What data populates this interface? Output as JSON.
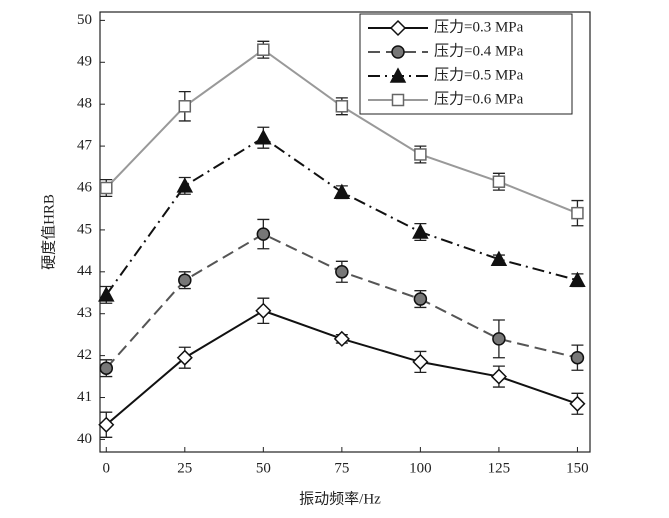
{
  "chart_data": {
    "type": "line",
    "x_label": "振动频率/Hz",
    "y_label": "硬度值HRB",
    "x": [
      0,
      25,
      50,
      75,
      100,
      125,
      150
    ],
    "xlim": [
      -2,
      154
    ],
    "xticks": [
      0,
      25,
      50,
      75,
      100,
      125,
      150
    ],
    "ylim": [
      39.7,
      50.2
    ],
    "yticks": [
      40,
      41,
      42,
      43,
      44,
      45,
      46,
      47,
      48,
      49,
      50
    ],
    "legend": "upper-right",
    "series": [
      {
        "name": "压力=0.3 MPa",
        "color": "#111111",
        "dash": "solid",
        "marker": "diamond",
        "marker_fill": "#ffffff",
        "values": [
          40.35,
          41.95,
          43.07,
          42.4,
          41.85,
          41.5,
          40.85
        ],
        "errors": [
          0.3,
          0.25,
          0.3,
          0.1,
          0.25,
          0.25,
          0.25
        ]
      },
      {
        "name": "压力=0.4 MPa",
        "color": "#555555",
        "dash": "dashed",
        "marker": "circle",
        "marker_fill": "#777777",
        "values": [
          41.7,
          43.8,
          44.9,
          44.0,
          43.35,
          42.4,
          41.95
        ],
        "errors": [
          0.2,
          0.2,
          0.35,
          0.25,
          0.2,
          0.45,
          0.3
        ]
      },
      {
        "name": "压力=0.5 MPa",
        "color": "#111111",
        "dash": "dashdot",
        "marker": "triangle",
        "marker_fill": "#111111",
        "values": [
          43.45,
          46.05,
          47.2,
          45.9,
          44.95,
          44.3,
          43.8
        ],
        "errors": [
          0.2,
          0.2,
          0.25,
          0.15,
          0.2,
          0.1,
          0.15
        ]
      },
      {
        "name": "压力=0.6 MPa",
        "color": "#999999",
        "dash": "solid",
        "marker": "square",
        "marker_fill": "#ffffff",
        "values": [
          46.0,
          47.95,
          49.3,
          47.95,
          46.8,
          46.15,
          45.4
        ],
        "errors": [
          0.2,
          0.35,
          0.2,
          0.2,
          0.2,
          0.2,
          0.3
        ]
      }
    ]
  }
}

■ ■ ■ ■ ■ ■ ■

§ TASK INSTRUCTIONS:
Without including the pictures, return each record above exactly as it stands.

§ ANSWER BELOW:
What data populates this interface? Output as JSON.
{
  "chart_data": {
    "type": "line",
    "x_label": "振动频率/Hz",
    "y_label": "硬度值HRB",
    "x": [
      0,
      25,
      50,
      75,
      100,
      125,
      150
    ],
    "xlim": [
      -2,
      154
    ],
    "xticks": [
      0,
      25,
      50,
      75,
      100,
      125,
      150
    ],
    "ylim": [
      39.7,
      50.2
    ],
    "yticks": [
      40,
      41,
      42,
      43,
      44,
      45,
      46,
      47,
      48,
      49,
      50
    ],
    "legend": "upper-right",
    "series": [
      {
        "name": "压力=0.3 MPa",
        "color": "#111111",
        "dash": "solid",
        "marker": "diamond",
        "marker_fill": "#ffffff",
        "values": [
          40.35,
          41.95,
          43.07,
          42.4,
          41.85,
          41.5,
          40.85
        ],
        "errors": [
          0.3,
          0.25,
          0.3,
          0.1,
          0.25,
          0.25,
          0.25
        ]
      },
      {
        "name": "压力=0.4 MPa",
        "color": "#555555",
        "dash": "dashed",
        "marker": "circle",
        "marker_fill": "#777777",
        "values": [
          41.7,
          43.8,
          44.9,
          44.0,
          43.35,
          42.4,
          41.95
        ],
        "errors": [
          0.2,
          0.2,
          0.35,
          0.25,
          0.2,
          0.45,
          0.3
        ]
      },
      {
        "name": "压力=0.5 MPa",
        "color": "#111111",
        "dash": "dashdot",
        "marker": "triangle",
        "marker_fill": "#111111",
        "values": [
          43.45,
          46.05,
          47.2,
          45.9,
          44.95,
          44.3,
          43.8
        ],
        "errors": [
          0.2,
          0.2,
          0.25,
          0.15,
          0.2,
          0.1,
          0.15
        ]
      },
      {
        "name": "压力=0.6 MPa",
        "color": "#999999",
        "dash": "solid",
        "marker": "square",
        "marker_fill": "#ffffff",
        "values": [
          46.0,
          47.95,
          49.3,
          47.95,
          46.8,
          46.15,
          45.4
        ],
        "errors": [
          0.2,
          0.35,
          0.2,
          0.2,
          0.2,
          0.2,
          0.3
        ]
      }
    ]
  }
}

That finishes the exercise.